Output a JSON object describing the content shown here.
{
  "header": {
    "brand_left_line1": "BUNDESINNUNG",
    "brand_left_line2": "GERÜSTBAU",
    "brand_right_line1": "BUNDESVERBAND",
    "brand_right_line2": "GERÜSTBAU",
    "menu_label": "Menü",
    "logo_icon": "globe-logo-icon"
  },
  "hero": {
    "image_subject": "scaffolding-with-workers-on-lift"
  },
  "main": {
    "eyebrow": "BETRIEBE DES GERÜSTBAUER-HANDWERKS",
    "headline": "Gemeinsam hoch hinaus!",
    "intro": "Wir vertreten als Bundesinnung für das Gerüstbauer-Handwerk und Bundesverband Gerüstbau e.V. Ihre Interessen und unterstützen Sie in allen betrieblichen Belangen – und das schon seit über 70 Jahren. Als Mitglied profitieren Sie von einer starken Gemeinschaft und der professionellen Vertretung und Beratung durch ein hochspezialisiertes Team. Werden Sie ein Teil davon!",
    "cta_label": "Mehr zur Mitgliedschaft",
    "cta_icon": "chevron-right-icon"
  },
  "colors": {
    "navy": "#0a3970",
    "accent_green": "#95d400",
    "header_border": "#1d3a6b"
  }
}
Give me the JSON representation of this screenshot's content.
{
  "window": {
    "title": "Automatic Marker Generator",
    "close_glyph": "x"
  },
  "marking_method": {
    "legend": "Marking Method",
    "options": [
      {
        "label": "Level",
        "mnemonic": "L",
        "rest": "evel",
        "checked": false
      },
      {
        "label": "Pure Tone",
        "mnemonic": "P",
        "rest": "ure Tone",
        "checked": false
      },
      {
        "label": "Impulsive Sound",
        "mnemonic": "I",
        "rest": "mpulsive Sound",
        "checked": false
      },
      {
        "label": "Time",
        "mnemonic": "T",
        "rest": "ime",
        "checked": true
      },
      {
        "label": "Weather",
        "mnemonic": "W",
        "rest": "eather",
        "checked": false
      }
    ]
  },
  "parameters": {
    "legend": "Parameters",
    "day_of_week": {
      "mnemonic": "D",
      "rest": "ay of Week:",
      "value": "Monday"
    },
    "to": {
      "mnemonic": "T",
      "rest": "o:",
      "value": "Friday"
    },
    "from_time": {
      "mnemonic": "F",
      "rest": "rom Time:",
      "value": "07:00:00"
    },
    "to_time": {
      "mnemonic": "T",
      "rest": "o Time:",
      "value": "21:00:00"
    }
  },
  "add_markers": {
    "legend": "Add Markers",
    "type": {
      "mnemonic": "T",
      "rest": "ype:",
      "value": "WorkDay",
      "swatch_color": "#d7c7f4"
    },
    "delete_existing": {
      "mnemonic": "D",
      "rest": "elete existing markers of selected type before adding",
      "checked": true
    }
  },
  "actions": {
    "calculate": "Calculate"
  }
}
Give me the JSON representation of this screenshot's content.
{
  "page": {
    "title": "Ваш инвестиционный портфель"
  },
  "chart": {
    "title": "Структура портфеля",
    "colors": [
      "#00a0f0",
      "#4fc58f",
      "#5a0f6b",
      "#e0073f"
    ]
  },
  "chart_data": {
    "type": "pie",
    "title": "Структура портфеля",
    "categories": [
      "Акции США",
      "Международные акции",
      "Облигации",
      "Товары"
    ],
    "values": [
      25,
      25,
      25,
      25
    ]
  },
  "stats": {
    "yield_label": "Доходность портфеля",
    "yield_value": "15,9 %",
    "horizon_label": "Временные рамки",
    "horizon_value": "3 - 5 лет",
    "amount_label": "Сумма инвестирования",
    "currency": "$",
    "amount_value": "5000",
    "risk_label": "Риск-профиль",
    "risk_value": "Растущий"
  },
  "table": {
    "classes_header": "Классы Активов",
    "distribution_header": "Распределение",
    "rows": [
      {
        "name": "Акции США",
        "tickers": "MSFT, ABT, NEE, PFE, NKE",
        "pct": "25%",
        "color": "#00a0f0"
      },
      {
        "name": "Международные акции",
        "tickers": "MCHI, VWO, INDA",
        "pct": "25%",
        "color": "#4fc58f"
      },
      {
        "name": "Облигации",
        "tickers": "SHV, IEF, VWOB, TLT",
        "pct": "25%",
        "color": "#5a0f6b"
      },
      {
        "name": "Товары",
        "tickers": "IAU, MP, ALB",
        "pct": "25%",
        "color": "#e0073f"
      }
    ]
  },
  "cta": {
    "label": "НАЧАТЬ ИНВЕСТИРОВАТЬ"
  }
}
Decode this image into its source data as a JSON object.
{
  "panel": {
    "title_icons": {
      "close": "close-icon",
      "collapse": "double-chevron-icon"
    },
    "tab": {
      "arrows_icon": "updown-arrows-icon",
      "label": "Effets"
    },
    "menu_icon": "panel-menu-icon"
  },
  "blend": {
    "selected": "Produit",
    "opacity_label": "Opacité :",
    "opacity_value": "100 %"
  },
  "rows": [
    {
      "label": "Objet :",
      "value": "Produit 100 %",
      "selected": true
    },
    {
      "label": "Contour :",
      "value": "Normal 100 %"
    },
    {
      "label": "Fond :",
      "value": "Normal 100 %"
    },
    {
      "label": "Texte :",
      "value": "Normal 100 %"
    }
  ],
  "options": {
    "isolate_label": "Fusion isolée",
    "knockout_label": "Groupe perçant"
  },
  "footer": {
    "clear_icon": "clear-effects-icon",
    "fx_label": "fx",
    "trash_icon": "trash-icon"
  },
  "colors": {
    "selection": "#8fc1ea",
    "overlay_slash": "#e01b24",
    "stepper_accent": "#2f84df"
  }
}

• • • • •

_STATED PROBLEM_. All of the entries must be quoted exactly; please include each one.

_TASK RESULT_.
Output a JSON object describing the content shown here.
{
  "header": {
    "brand_left_line1": "BUNDESINNUNG",
    "brand_left_line2": "GERÜSTBAU",
    "brand_right_line1": "BUNDESVERBAND",
    "brand_right_line2": "GERÜSTBAU",
    "menu_label": "Menü",
    "logo_icon": "globe-logo-icon"
  },
  "hero": {
    "image_subject": "scaffolding-with-workers-on-lift"
  },
  "main": {
    "eyebrow": "BETRIEBE DES GERÜSTBAUER-HANDWERKS",
    "headline": "Gemeinsam hoch hinaus!",
    "intro": "Wir vertreten als Bundesinnung für das Gerüstbauer-Handwerk und Bundesverband Gerüstbau e.V. Ihre Interessen und unterstützen Sie in allen betrieblichen Belangen – und das schon seit über 70 Jahren. Als Mitglied profitieren Sie von einer starken Gemeinschaft und der professionellen Vertretung und Beratung durch ein hochspezialisiertes Team. Werden Sie ein Teil davon!",
    "cta_label": "Mehr zur Mitgliedschaft",
    "cta_icon": "chevron-right-icon"
  },
  "colors": {
    "navy": "#0a3970",
    "accent_green": "#95d400",
    "header_border": "#1d3a6b"
  }
}
Give me the JSON representation of this screenshot's content.
{
  "window": {
    "title": "Automatic Marker Generator",
    "close_glyph": "x"
  },
  "marking_method": {
    "legend": "Marking Method",
    "options": [
      {
        "label": "Level",
        "mnemonic": "L",
        "rest": "evel",
        "checked": false
      },
      {
        "label": "Pure Tone",
        "mnemonic": "P",
        "rest": "ure Tone",
        "checked": false
      },
      {
        "label": "Impulsive Sound",
        "mnemonic": "I",
        "rest": "mpulsive Sound",
        "checked": false
      },
      {
        "label": "Time",
        "mnemonic": "T",
        "rest": "ime",
        "checked": true
      },
      {
        "label": "Weather",
        "mnemonic": "W",
        "rest": "eather",
        "checked": false
      }
    ]
  },
  "parameters": {
    "legend": "Parameters",
    "day_of_week": {
      "mnemonic": "D",
      "rest": "ay of Week:",
      "value": "Monday"
    },
    "to": {
      "mnemonic": "T",
      "rest": "o:",
      "value": "Friday"
    },
    "from_time": {
      "mnemonic": "F",
      "rest": "rom Time:",
      "value": "07:00:00"
    },
    "to_time": {
      "mnemonic": "T",
      "rest": "o Time:",
      "value": "21:00:00"
    }
  },
  "add_markers": {
    "legend": "Add Markers",
    "type": {
      "mnemonic": "T",
      "rest": "ype:",
      "value": "WorkDay",
      "swatch_color": "#d7c7f4"
    },
    "delete_existing": {
      "mnemonic": "D",
      "rest": "elete existing markers of selected type before adding",
      "checked": true
    }
  },
  "actions": {
    "calculate": "Calculate"
  }
}
Give me the JSON representation of this screenshot's content.
{
  "page": {
    "title": "Ваш инвестиционный портфель"
  },
  "chart": {
    "title": "Структура портфеля",
    "colors": [
      "#00a0f0",
      "#4fc58f",
      "#5a0f6b",
      "#e0073f"
    ]
  },
  "chart_data": {
    "type": "pie",
    "title": "Структура портфеля",
    "categories": [
      "Акции США",
      "Международные акции",
      "Облигации",
      "Товары"
    ],
    "values": [
      25,
      25,
      25,
      25
    ]
  },
  "stats": {
    "yield_label": "Доходность портфеля",
    "yield_value": "15,9 %",
    "horizon_label": "Временные рамки",
    "horizon_value": "3 - 5 лет",
    "amount_label": "Сумма инвестирования",
    "currency": "$",
    "amount_value": "5000",
    "risk_label": "Риск-профиль",
    "risk_value": "Растущий"
  },
  "table": {
    "classes_header": "Классы Активов",
    "distribution_header": "Распределение",
    "rows": [
      {
        "name": "Акции США",
        "tickers": "MSFT, ABT, NEE, PFE, NKE",
        "pct": "25%",
        "color": "#00a0f0"
      },
      {
        "name": "Международные акции",
        "tickers": "MCHI, VWO, INDA",
        "pct": "25%",
        "color": "#4fc58f"
      },
      {
        "name": "Облигации",
        "tickers": "SHV, IEF, VWOB, TLT",
        "pct": "25%",
        "color": "#5a0f6b"
      },
      {
        "name": "Товары",
        "tickers": "IAU, MP, ALB",
        "pct": "25%",
        "color": "#e0073f"
      }
    ]
  },
  "cta": {
    "label": "НАЧАТЬ ИНВЕСТИРОВАТЬ"
  }
}
Decode this image into its source data as a JSON object.
{
  "panel": {
    "title_icons": {
      "close": "close-icon",
      "collapse": "double-chevron-icon"
    },
    "tab": {
      "arrows_icon": "updown-arrows-icon",
      "label": "Effets"
    },
    "menu_icon": "panel-menu-icon"
  },
  "blend": {
    "selected": "Produit",
    "opacity_label": "Opacité :",
    "opacity_value": "100 %"
  },
  "rows": [
    {
      "label": "Objet :",
      "value": "Produit 100 %",
      "selected": true
    },
    {
      "label": "Contour :",
      "value": "Normal 100 %"
    },
    {
      "label": "Fond :",
      "value": "Normal 100 %"
    },
    {
      "label": "Texte :",
      "value": "Normal 100 %"
    }
  ],
  "options": {
    "isolate_label": "Fusion isolée",
    "knockout_label": "Groupe perçant"
  },
  "footer": {
    "clear_icon": "clear-effects-icon",
    "fx_label": "fx",
    "trash_icon": "trash-icon"
  },
  "colors": {
    "selection": "#8fc1ea",
    "overlay_slash": "#e01b24",
    "stepper_accent": "#2f84df"
  }
}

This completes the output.